- **Supplied material**:
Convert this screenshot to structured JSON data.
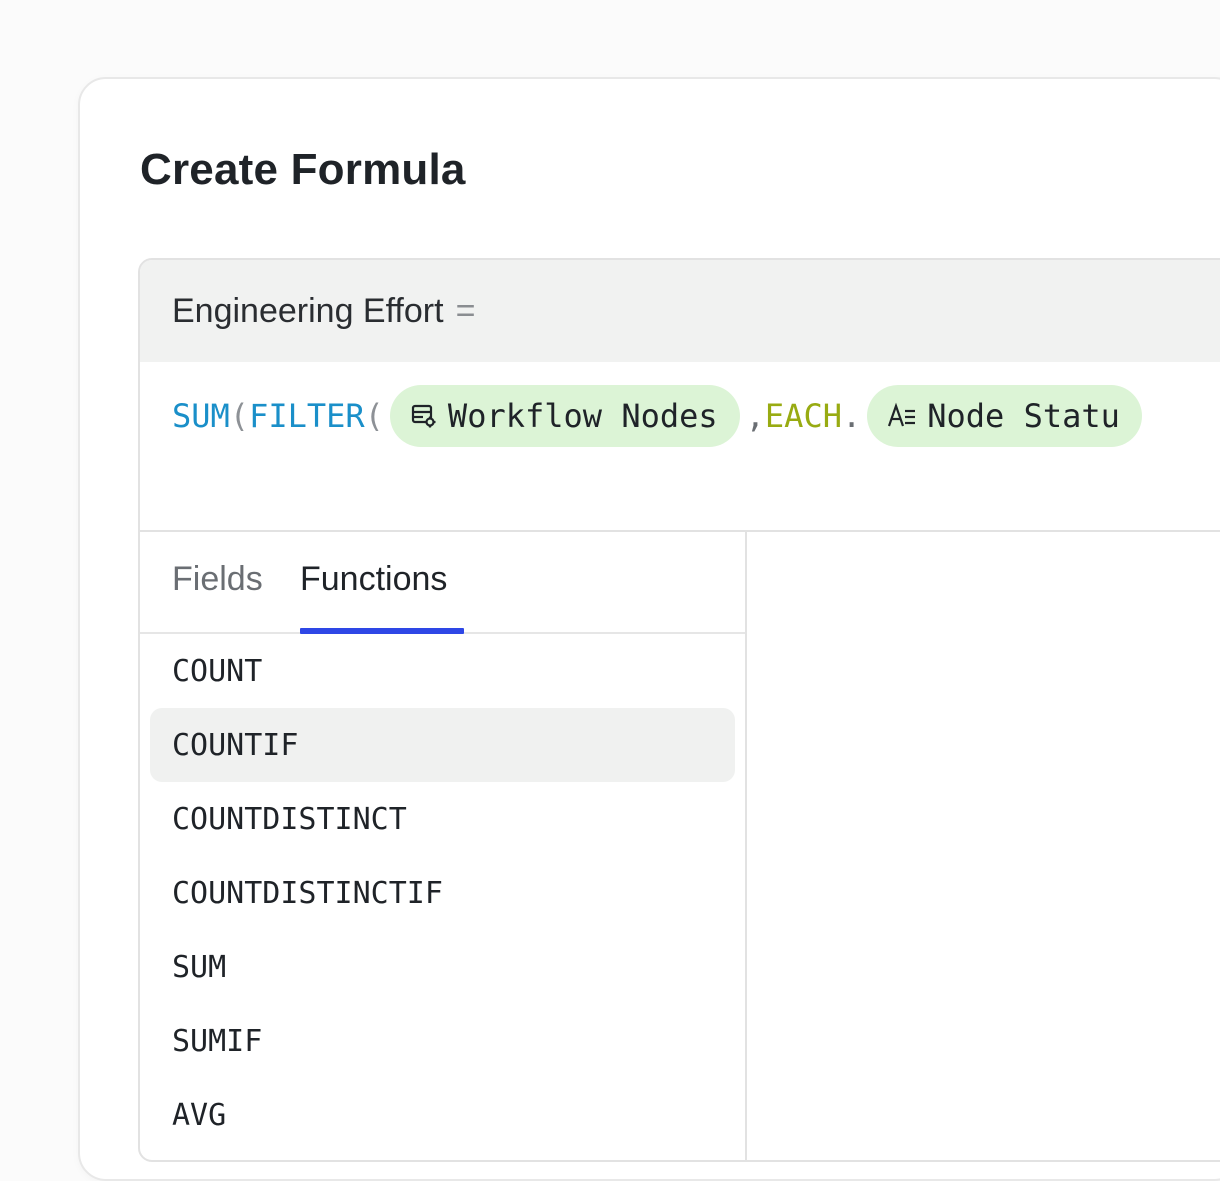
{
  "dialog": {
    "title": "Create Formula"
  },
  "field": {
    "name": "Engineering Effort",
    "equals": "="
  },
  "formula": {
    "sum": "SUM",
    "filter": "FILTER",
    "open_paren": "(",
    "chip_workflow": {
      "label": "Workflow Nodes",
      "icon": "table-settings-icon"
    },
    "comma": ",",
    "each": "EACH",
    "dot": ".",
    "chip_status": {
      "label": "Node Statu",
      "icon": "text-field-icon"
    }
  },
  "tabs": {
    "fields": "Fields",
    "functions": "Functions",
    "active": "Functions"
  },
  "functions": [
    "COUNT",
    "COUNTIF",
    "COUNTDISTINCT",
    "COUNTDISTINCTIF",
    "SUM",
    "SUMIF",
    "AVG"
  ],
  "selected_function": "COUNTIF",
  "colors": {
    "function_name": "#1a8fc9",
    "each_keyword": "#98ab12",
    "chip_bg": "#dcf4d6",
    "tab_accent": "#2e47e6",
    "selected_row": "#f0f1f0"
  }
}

- **Task prompt**:
Print out the material word for word, omitting the pictures.

- **Exercise output**:
Convert this screenshot to structured JSON data.
{
  "dialog": {
    "title": "Create Formula"
  },
  "field": {
    "name": "Engineering Effort",
    "equals": "="
  },
  "formula": {
    "sum": "SUM",
    "filter": "FILTER",
    "open_paren": "(",
    "chip_workflow": {
      "label": "Workflow Nodes",
      "icon": "table-settings-icon"
    },
    "comma": ",",
    "each": "EACH",
    "dot": ".",
    "chip_status": {
      "label": "Node Statu",
      "icon": "text-field-icon"
    }
  },
  "tabs": {
    "fields": "Fields",
    "functions": "Functions",
    "active": "Functions"
  },
  "functions": [
    "COUNT",
    "COUNTIF",
    "COUNTDISTINCT",
    "COUNTDISTINCTIF",
    "SUM",
    "SUMIF",
    "AVG"
  ],
  "selected_function": "COUNTIF",
  "colors": {
    "function_name": "#1a8fc9",
    "each_keyword": "#98ab12",
    "chip_bg": "#dcf4d6",
    "tab_accent": "#2e47e6",
    "selected_row": "#f0f1f0"
  }
}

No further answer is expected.